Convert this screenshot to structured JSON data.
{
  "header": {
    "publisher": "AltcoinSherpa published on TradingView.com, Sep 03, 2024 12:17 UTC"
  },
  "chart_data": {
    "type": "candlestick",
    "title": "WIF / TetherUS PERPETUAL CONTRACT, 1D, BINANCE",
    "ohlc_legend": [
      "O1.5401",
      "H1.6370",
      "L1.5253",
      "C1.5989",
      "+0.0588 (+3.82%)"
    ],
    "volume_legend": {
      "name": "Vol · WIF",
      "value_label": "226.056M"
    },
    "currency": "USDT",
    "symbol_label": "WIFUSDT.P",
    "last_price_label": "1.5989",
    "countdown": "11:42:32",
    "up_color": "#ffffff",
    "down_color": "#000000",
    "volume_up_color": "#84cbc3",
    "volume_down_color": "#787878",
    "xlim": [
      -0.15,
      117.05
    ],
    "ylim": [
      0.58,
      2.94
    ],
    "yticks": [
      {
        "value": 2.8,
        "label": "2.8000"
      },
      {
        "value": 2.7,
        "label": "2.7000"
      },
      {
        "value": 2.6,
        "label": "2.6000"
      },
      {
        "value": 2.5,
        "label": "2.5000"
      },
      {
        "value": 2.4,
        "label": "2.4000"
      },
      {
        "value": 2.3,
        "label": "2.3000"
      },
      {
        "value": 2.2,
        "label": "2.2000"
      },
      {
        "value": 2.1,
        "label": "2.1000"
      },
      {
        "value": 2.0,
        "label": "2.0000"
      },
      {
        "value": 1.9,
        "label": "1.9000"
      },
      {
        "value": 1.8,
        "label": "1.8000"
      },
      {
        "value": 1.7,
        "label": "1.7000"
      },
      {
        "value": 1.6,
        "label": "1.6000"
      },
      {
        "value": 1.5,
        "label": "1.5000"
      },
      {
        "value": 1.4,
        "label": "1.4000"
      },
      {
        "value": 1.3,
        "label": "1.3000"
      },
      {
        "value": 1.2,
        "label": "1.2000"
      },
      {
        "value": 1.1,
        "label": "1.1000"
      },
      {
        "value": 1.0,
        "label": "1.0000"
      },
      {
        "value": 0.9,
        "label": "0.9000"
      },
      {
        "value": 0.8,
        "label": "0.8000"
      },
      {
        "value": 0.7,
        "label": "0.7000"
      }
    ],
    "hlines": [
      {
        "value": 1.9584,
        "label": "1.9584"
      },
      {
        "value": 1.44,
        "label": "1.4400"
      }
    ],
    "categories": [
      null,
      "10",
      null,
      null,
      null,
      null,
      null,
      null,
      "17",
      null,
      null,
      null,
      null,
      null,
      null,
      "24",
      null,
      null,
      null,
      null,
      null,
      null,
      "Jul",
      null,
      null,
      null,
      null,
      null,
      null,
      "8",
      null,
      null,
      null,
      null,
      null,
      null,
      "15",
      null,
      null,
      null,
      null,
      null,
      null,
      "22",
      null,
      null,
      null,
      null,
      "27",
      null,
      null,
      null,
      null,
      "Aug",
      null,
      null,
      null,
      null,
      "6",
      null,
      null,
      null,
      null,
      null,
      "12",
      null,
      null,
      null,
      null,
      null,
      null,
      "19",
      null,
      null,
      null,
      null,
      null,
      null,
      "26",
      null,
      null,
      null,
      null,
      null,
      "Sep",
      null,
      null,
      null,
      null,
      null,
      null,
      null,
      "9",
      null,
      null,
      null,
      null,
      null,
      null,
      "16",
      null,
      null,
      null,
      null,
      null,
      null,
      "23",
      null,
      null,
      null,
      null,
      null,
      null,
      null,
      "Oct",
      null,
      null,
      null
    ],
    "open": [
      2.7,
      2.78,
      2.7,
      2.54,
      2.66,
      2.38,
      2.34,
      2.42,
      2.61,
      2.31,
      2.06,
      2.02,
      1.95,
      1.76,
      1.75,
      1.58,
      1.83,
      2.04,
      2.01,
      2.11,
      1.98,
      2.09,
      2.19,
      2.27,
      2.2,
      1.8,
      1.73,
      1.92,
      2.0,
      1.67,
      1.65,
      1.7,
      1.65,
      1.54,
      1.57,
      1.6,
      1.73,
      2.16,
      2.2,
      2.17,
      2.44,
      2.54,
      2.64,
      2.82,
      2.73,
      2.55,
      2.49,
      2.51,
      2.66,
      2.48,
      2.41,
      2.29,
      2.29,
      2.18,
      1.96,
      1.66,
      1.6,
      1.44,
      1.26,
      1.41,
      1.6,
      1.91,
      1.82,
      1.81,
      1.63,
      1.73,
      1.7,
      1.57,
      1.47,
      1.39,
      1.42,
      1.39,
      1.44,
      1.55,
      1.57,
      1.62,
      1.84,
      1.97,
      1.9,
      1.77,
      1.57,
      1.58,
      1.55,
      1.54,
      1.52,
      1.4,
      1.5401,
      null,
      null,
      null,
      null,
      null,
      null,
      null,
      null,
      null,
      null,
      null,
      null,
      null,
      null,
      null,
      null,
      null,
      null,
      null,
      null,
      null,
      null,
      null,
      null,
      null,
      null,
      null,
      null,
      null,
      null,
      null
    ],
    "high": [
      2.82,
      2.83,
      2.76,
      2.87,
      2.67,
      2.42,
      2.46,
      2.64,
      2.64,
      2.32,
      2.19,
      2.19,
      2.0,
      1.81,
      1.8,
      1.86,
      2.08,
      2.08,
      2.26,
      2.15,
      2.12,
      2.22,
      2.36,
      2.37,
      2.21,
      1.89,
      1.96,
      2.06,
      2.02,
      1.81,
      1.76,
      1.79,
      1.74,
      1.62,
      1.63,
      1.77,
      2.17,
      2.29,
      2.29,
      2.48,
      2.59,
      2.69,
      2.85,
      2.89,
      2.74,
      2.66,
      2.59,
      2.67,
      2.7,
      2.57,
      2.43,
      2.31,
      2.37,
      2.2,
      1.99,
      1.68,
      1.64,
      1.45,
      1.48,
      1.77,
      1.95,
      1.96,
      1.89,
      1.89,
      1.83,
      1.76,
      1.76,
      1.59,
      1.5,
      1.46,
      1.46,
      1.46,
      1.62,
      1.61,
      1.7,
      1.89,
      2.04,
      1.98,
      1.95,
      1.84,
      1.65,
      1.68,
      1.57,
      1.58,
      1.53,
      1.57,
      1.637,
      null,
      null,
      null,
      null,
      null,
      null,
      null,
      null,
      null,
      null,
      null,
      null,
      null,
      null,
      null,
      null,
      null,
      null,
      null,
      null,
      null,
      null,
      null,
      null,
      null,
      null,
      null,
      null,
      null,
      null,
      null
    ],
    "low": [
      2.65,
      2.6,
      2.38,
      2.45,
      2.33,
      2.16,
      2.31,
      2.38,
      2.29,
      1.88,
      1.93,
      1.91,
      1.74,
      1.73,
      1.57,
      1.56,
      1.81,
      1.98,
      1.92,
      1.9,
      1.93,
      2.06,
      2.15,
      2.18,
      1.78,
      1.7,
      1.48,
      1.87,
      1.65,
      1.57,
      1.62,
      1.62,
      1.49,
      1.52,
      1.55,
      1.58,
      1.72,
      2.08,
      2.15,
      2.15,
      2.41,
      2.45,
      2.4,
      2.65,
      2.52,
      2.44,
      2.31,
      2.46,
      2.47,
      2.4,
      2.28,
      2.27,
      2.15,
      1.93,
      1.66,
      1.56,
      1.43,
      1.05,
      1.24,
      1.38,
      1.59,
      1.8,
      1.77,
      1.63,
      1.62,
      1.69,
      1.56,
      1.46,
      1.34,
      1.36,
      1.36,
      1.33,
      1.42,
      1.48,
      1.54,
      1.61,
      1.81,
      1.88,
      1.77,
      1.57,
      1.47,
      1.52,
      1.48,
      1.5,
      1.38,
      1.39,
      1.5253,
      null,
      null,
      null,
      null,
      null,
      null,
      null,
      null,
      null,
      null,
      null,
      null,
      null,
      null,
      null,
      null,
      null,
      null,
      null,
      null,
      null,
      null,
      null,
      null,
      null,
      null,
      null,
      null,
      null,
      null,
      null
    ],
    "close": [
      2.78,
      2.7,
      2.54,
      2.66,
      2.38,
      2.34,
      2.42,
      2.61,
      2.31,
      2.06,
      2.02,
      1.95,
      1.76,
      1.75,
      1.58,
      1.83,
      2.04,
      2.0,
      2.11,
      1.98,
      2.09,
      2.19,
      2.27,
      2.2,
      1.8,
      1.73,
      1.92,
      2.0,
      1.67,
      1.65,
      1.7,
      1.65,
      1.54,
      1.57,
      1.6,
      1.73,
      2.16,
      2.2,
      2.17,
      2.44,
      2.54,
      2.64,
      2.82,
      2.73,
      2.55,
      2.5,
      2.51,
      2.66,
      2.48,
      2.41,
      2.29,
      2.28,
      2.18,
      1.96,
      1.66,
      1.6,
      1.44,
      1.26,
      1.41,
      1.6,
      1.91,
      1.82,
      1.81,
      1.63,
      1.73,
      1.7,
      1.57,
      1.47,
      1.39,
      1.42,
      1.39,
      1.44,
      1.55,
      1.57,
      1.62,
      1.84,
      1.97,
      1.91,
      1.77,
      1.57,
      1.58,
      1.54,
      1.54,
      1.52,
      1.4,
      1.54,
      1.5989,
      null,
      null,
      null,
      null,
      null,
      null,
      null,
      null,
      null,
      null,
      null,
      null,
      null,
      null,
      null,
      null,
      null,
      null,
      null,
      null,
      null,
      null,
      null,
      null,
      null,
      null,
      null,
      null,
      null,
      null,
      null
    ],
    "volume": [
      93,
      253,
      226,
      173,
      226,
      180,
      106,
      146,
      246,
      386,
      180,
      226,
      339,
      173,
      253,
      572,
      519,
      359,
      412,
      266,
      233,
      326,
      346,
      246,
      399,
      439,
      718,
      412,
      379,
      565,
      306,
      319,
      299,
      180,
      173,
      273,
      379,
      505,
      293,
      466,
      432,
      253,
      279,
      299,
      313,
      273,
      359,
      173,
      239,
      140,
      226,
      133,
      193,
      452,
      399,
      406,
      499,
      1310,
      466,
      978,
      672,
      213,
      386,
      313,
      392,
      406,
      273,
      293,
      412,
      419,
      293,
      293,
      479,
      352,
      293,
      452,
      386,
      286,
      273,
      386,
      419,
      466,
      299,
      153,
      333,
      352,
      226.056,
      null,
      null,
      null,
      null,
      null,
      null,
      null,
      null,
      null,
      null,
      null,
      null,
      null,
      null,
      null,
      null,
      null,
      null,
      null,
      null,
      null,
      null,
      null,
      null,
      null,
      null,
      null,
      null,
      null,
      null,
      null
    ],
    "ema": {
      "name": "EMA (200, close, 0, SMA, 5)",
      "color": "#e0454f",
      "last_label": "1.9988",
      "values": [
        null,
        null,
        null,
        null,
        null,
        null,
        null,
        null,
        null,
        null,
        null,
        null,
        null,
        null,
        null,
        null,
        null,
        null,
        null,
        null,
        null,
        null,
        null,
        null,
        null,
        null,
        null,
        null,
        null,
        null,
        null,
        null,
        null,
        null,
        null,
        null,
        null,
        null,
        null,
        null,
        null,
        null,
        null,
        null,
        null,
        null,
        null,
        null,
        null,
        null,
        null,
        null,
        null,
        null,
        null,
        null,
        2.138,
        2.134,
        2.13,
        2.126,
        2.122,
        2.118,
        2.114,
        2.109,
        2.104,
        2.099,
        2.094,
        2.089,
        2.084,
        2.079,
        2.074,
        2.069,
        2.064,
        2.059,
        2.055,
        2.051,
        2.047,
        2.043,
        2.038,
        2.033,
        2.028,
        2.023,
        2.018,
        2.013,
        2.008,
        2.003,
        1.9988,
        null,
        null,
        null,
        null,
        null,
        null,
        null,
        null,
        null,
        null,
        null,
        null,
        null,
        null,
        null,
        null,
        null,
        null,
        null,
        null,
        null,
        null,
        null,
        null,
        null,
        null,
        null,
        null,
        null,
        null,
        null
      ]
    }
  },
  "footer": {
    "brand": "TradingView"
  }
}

────

#### Goal:
Pick out every line holding the string "TradingView" and return it.

#### Solved problem:
    "publisher": "AltcoinSherpa published on TradingView.com, Sep 03, 2024 12:17 UTC"
    "brand": "TradingView"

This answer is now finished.